=== Document source ===

Le problème de prescription excessive de médicaments au Québec, en particulier pour les personnes âgées et tel que discuté précédemment dans un article de mon blog, est devenu tout à fait hors de contrôle.
Une étude menée par les chercheurs de l’Université McGill en 2015 révèle que « 12 % des médicaments prescrits par les médecins québécois étaient utilisés pour traiter d’autres maux que ceux pour lesquels ils ont été approuvés et que dans 80 % de ces cas, il n’y avait pas de preuves scientifiques pour appuyer la décision du médecin de les prescrire. »
Un article du journal Montreal Gazette à propos de cette étude rapporte que « les médicaments couramment prescrits pour une utilisation non indiquée sur l’étiquette sont principalement ceux qui affectent le système nerveux central, soit les antidépresseurs, les antipsychotiques et les anticonvulsivants. Les patients qui consomment ces médicaments signalent plusieurs effets secondaires indésirables comme la prise de poids, les nausées, les douleurs abdominales, la somnolence, les étourdissements, les pertes d’équilibre et la confusion. »
Ma mère, qui a vecu avec la maladie d’Alzheimer, a ressenti tous ces effets secondaires suite à la prise d’antipsychotiques. Ces médicaments sont de plus en plus prescrits de façon inappropriée à des milliers de personnes âgées vivant avec la maladie d’Alzheimer au Québec. Philippe Voyer, chercheur, professeur en soins infirmiers et responsable de l’équipe de mentorat du Centre d’excellence sur le vieillissement de Québec, qualifie d’abusifs les niveaux auxquels les antipsychotiques sont prescrits aux personnes âgées qui sont aux prises avec la maladie d’Alzheimer.
Et ce n’est pas un problème récent. Un des principaux chercheurs ayant collaboré à l’étude de 2015 mentionnée ci-dessus avait mené une étude similaire en 1990 concluant que :
« La prévalence de prescriptions non indiquées et impliquant un haut risque [au Québec],en particulier celles de médicaments psychotropes, est importante chez les personnes âgées. Cela peut représenter un important facteur de risque de maladies reliées à la consommation de médicaments chez les personnes âgées et ce risque pourrait être évité. »

===

Consignes →
[a] Répondez à chaque question d'après le texte sur la prescription excessive de médicaments au Québec.
(i) Quelle université a mené l'étude de 2015 ?
(ii) Selon l'article du Montreal Gazette, quelles sont les trois catégories de médicaments principalement prescrites pour une utilisation non indiquée sur l'étiquette ?
(iii) En quelle année l'un des principaux chercheurs de l'étude de 2015 avait-il mené une étude similaire ?
[b] Rédigez la suite du texte sur la prescription excessive de médicaments au Québec, en reprenant après la citation qui clôt la conclusion de l'étude de 1990.

=== Entrées présentées ===

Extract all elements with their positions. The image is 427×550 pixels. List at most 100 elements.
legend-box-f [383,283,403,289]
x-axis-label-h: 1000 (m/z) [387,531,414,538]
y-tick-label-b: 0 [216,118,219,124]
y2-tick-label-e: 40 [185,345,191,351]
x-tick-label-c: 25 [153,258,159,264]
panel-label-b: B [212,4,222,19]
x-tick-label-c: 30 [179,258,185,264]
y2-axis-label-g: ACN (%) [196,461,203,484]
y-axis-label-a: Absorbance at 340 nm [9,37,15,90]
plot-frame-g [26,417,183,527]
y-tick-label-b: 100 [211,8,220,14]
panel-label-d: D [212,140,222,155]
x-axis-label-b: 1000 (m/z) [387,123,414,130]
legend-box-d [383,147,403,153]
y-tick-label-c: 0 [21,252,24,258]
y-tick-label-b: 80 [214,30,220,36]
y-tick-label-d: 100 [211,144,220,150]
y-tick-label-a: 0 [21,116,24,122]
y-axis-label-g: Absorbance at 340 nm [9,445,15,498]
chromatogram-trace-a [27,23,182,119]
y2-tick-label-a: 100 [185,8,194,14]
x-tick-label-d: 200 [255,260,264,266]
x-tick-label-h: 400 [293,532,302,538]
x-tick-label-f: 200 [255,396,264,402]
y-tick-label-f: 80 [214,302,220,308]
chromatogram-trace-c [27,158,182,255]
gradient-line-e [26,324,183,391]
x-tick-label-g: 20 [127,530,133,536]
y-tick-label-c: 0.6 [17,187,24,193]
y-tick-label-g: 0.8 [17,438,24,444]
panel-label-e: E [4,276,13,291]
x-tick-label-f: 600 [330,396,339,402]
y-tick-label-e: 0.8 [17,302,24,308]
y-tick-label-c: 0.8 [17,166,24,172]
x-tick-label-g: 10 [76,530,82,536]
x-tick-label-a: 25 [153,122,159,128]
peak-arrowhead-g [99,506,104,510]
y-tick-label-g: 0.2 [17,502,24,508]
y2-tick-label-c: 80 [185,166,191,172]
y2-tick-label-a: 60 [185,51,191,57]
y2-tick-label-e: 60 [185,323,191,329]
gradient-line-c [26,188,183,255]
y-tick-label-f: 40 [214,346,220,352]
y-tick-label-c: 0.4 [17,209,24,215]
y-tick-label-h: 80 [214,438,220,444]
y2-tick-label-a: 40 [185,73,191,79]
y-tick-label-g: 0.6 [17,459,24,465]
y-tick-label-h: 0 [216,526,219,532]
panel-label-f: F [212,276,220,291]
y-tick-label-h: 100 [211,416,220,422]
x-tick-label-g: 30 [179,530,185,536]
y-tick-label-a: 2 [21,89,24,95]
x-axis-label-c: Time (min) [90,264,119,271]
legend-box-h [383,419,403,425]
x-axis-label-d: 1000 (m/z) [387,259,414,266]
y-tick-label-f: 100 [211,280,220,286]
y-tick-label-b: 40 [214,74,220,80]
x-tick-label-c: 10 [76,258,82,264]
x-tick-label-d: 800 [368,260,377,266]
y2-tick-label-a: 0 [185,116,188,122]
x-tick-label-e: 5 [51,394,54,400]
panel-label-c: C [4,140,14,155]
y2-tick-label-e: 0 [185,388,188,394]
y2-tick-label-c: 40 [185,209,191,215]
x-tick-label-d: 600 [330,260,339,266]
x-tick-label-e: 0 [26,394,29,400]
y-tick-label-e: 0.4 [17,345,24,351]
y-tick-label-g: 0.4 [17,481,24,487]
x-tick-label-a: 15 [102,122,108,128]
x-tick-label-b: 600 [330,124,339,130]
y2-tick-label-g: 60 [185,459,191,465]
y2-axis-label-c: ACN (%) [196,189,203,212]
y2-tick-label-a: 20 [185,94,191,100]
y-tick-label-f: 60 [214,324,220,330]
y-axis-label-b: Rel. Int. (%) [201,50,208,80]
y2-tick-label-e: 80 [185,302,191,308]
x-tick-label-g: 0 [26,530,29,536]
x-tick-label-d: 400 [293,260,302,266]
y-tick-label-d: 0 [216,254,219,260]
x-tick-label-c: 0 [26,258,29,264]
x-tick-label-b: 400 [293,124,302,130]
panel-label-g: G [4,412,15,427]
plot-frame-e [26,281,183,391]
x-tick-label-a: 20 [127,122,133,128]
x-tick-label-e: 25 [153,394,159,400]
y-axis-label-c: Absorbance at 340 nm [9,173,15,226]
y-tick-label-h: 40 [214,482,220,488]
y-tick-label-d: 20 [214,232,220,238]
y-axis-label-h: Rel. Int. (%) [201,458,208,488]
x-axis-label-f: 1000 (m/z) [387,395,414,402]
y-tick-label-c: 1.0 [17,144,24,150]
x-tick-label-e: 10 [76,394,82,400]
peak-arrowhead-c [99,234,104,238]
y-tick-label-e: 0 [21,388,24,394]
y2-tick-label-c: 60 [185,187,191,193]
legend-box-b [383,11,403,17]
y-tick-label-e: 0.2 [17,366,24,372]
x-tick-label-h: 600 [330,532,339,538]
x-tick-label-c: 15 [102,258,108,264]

===

Vos réponses →
[a]
(i) L'Université McGill.
(ii) Les antidépresseurs, les antipsychotiques et les anticonvulsivants.
(iii) En 1990.

[b]
Et les choses semblent empirer. Les résultats des recherches de 1990 et 2015 trouvent écho dans le rapport intitulé LES MÉDICAMENTS D’ORDONNANCE: Agir sur les coûts et l’usage au bénéfice du patient et de la pérennité du système, publié par le Gouvernement du Québec en 2015.
Selon ce rapport, « l’utilisation accrue de certains médicaments d’ordonnance est remise en question, en particulier dans certains groupes de la population, y compris les personnes âgées et les enfants. »
En outre, selon un rapport de l’ Ontario Drug Policy Research Network, l’utilisation des antipsychotiques chez les personnes âgées au Québec, déjà la plus élevée au Canada en 2009 avec 1 000 prescriptions pour 1 000 adultes âgés de 65 ans et plus, avait augmenté de 31 % en cinq ans et se situait à 1 314 prescriptions en 2014.
Il s’agit d’une pratique coûteuse. Mais au-delà de la charge financière découlant de la surprescription se trouve un coût humain, en particulier pour les enfants et les personnes âgées, et spécialement pour les aînés extrêmement vulnérables qui vivent avec des troubles cognitifs et qui sont incapables d’exprimer leur propre opinion sur le sujet. On prescrit des médicaments antipsychotiques à beaucoup trop d’entre eux alors que l’on devrait plutôt les traiter de façon plus humaine et avec gentillesse, compassion et compréhension.